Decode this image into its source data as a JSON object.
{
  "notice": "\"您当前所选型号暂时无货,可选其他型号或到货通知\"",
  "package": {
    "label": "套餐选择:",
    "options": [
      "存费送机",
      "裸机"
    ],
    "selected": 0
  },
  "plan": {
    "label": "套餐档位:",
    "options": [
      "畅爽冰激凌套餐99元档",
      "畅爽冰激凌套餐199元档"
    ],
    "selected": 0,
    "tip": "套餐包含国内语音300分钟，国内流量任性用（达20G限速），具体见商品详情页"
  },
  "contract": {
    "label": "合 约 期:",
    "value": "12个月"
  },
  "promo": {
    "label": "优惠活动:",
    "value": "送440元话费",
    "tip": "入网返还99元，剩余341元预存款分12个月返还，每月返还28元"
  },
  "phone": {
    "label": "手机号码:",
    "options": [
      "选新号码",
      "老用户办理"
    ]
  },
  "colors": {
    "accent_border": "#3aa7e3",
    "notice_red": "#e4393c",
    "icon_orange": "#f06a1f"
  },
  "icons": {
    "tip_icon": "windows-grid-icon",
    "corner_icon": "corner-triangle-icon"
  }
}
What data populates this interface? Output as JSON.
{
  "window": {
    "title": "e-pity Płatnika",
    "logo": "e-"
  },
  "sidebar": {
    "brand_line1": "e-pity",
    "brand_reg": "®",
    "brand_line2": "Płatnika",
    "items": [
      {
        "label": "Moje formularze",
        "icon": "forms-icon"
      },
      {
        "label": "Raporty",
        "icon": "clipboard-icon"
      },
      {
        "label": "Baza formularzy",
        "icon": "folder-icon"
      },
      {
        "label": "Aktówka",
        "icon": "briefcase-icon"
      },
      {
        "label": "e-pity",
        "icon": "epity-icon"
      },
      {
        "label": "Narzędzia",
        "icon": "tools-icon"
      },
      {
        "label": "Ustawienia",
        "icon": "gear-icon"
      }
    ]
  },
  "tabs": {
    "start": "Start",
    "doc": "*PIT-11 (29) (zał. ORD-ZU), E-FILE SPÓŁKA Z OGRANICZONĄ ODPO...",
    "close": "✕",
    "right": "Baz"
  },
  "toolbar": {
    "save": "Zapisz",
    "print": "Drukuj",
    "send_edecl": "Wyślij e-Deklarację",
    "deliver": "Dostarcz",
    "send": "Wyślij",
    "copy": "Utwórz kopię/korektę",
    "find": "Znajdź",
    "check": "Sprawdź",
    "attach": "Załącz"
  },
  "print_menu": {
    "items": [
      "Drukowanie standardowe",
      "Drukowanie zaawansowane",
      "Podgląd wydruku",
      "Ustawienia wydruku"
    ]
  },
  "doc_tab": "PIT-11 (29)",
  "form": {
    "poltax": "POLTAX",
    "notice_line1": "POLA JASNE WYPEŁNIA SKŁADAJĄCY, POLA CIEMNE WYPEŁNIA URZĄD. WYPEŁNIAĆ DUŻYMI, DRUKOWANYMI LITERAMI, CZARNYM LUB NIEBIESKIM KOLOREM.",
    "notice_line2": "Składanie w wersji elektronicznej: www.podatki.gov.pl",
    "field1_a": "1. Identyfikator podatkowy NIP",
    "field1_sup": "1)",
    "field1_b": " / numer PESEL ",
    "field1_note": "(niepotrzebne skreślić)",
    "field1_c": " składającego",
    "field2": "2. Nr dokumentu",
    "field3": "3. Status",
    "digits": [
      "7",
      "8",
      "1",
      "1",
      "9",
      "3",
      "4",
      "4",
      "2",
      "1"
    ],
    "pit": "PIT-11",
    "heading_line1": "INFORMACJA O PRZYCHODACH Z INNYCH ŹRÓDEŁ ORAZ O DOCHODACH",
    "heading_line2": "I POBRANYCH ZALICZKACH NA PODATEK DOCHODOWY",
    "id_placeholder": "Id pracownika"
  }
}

######

Set task: Print all of the data exactly as it was given.

The solution:
Decode this image into its source data as a JSON object.
{
  "notice": "\"您当前所选型号暂时无货,可选其他型号或到货通知\"",
  "package": {
    "label": "套餐选择:",
    "options": [
      "存费送机",
      "裸机"
    ],
    "selected": 0
  },
  "plan": {
    "label": "套餐档位:",
    "options": [
      "畅爽冰激凌套餐99元档",
      "畅爽冰激凌套餐199元档"
    ],
    "selected": 0,
    "tip": "套餐包含国内语音300分钟，国内流量任性用（达20G限速），具体见商品详情页"
  },
  "contract": {
    "label": "合 约 期:",
    "value": "12个月"
  },
  "promo": {
    "label": "优惠活动:",
    "value": "送440元话费",
    "tip": "入网返还99元，剩余341元预存款分12个月返还，每月返还28元"
  },
  "phone": {
    "label": "手机号码:",
    "options": [
      "选新号码",
      "老用户办理"
    ]
  },
  "colors": {
    "accent_border": "#3aa7e3",
    "notice_red": "#e4393c",
    "icon_orange": "#f06a1f"
  },
  "icons": {
    "tip_icon": "windows-grid-icon",
    "corner_icon": "corner-triangle-icon"
  }
}
What data populates this interface? Output as JSON.
{
  "window": {
    "title": "e-pity Płatnika",
    "logo": "e-"
  },
  "sidebar": {
    "brand_line1": "e-pity",
    "brand_reg": "®",
    "brand_line2": "Płatnika",
    "items": [
      {
        "label": "Moje formularze",
        "icon": "forms-icon"
      },
      {
        "label": "Raporty",
        "icon": "clipboard-icon"
      },
      {
        "label": "Baza formularzy",
        "icon": "folder-icon"
      },
      {
        "label": "Aktówka",
        "icon": "briefcase-icon"
      },
      {
        "label": "e-pity",
        "icon": "epity-icon"
      },
      {
        "label": "Narzędzia",
        "icon": "tools-icon"
      },
      {
        "label": "Ustawienia",
        "icon": "gear-icon"
      }
    ]
  },
  "tabs": {
    "start": "Start",
    "doc": "*PIT-11 (29) (zał. ORD-ZU), E-FILE SPÓŁKA Z OGRANICZONĄ ODPO...",
    "close": "✕",
    "right": "Baz"
  },
  "toolbar": {
    "save": "Zapisz",
    "print": "Drukuj",
    "send_edecl": "Wyślij e-Deklarację",
    "deliver": "Dostarcz",
    "send": "Wyślij",
    "copy": "Utwórz kopię/korektę",
    "find": "Znajdź",
    "check": "Sprawdź",
    "attach": "Załącz"
  },
  "print_menu": {
    "items": [
      "Drukowanie standardowe",
      "Drukowanie zaawansowane",
      "Podgląd wydruku",
      "Ustawienia wydruku"
    ]
  },
  "doc_tab": "PIT-11 (29)",
  "form": {
    "poltax": "POLTAX",
    "notice_line1": "POLA JASNE WYPEŁNIA SKŁADAJĄCY, POLA CIEMNE WYPEŁNIA URZĄD. WYPEŁNIAĆ DUŻYMI, DRUKOWANYMI LITERAMI, CZARNYM LUB NIEBIESKIM KOLOREM.",
    "notice_line2": "Składanie w wersji elektronicznej: www.podatki.gov.pl",
    "field1_a": "1. Identyfikator podatkowy NIP",
    "field1_sup": "1)",
    "field1_b": " / numer PESEL ",
    "field1_note": "(niepotrzebne skreślić)",
    "field1_c": " składającego",
    "field2": "2. Nr dokumentu",
    "field3": "3. Status",
    "digits": [
      "7",
      "8",
      "1",
      "1",
      "9",
      "3",
      "4",
      "4",
      "2",
      "1"
    ],
    "pit": "PIT-11",
    "heading_line1": "INFORMACJA O PRZYCHODACH Z INNYCH ŹRÓDEŁ ORAZ O DOCHODACH",
    "heading_line2": "I POBRANYCH ZALICZKACH NA PODATEK DOCHODOWY",
    "id_placeholder": "Id pracownika"
  }
}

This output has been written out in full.